TASK TO COMPLETE: Transcribe the records below in full; pictures stay out of the copy.

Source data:
-- BEGIN --

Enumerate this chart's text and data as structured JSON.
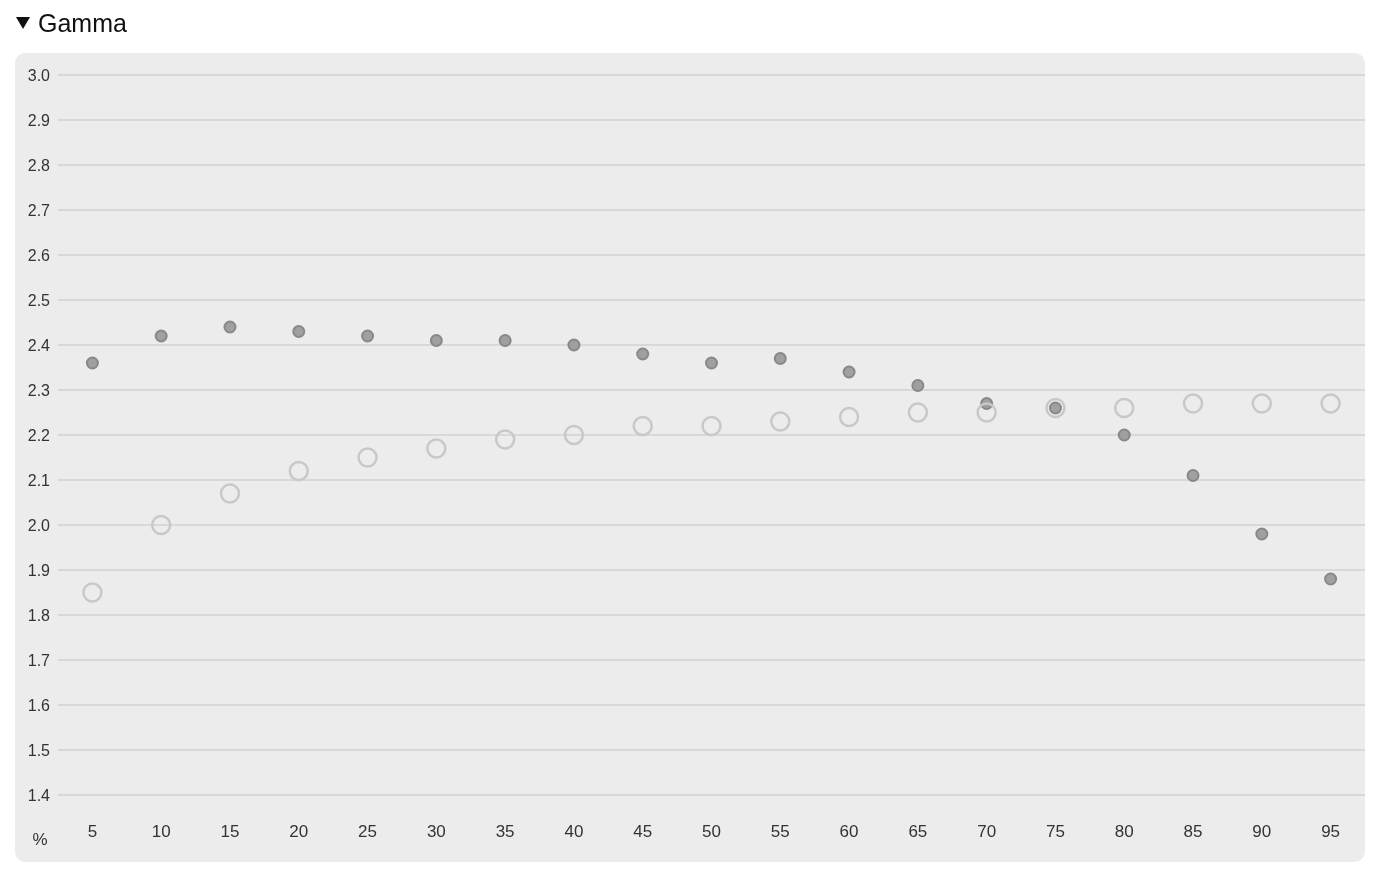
{
  "chart_data": {
    "type": "scatter",
    "title": "Gamma",
    "xlabel": "%",
    "categories": [
      "5",
      "10",
      "15",
      "20",
      "25",
      "30",
      "35",
      "40",
      "45",
      "50",
      "55",
      "60",
      "65",
      "70",
      "75",
      "80",
      "85",
      "90",
      "95"
    ],
    "series": [
      {
        "color": "#a0a0a0",
        "values": [
          2.36,
          2.42,
          2.44,
          2.43,
          2.42,
          2.41,
          2.41,
          2.4,
          2.38,
          2.36,
          2.37,
          2.34,
          2.31,
          2.27,
          2.26,
          2.2,
          2.11,
          1.98,
          1.88
        ]
      },
      {
        "color": "#c8c8c8",
        "values": [
          1.85,
          2.0,
          2.07,
          2.12,
          2.15,
          2.17,
          2.19,
          2.2,
          2.22,
          2.22,
          2.23,
          2.24,
          2.25,
          2.25,
          2.26,
          2.26,
          2.27,
          2.27,
          2.27
        ]
      }
    ],
    "ylim": [
      1.4,
      3.0
    ],
    "yticks": [
      1.4,
      1.5,
      1.6,
      1.7,
      1.8,
      1.9,
      {
        "value": 2,
        "label": "2.0"
      },
      2.1,
      2.2,
      2.3,
      2.4,
      2.5,
      2.6,
      2.7,
      2.8,
      2.9,
      {
        "value": 3,
        "label": "3.0"
      }
    ],
    "grid": "y",
    "legend": false,
    "marker": "circle"
  }
}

-- END --

THE OUTPUT:
Enumerate this chart's text and data as structured JSON.
{
  "chart_data": {
    "type": "scatter",
    "title": "Gamma",
    "xlabel": "%",
    "categories": [
      "5",
      "10",
      "15",
      "20",
      "25",
      "30",
      "35",
      "40",
      "45",
      "50",
      "55",
      "60",
      "65",
      "70",
      "75",
      "80",
      "85",
      "90",
      "95"
    ],
    "series": [
      {
        "color": "#a0a0a0",
        "values": [
          2.36,
          2.42,
          2.44,
          2.43,
          2.42,
          2.41,
          2.41,
          2.4,
          2.38,
          2.36,
          2.37,
          2.34,
          2.31,
          2.27,
          2.26,
          2.2,
          2.11,
          1.98,
          1.88
        ]
      },
      {
        "color": "#c8c8c8",
        "values": [
          1.85,
          2.0,
          2.07,
          2.12,
          2.15,
          2.17,
          2.19,
          2.2,
          2.22,
          2.22,
          2.23,
          2.24,
          2.25,
          2.25,
          2.26,
          2.26,
          2.27,
          2.27,
          2.27
        ]
      }
    ],
    "ylim": [
      1.4,
      3.0
    ],
    "yticks": [
      1.4,
      1.5,
      1.6,
      1.7,
      1.8,
      1.9,
      {
        "value": 2,
        "label": "2.0"
      },
      2.1,
      2.2,
      2.3,
      2.4,
      2.5,
      2.6,
      2.7,
      2.8,
      2.9,
      {
        "value": 3,
        "label": "3.0"
      }
    ],
    "grid": "y",
    "legend": false,
    "marker": "circle"
  }
}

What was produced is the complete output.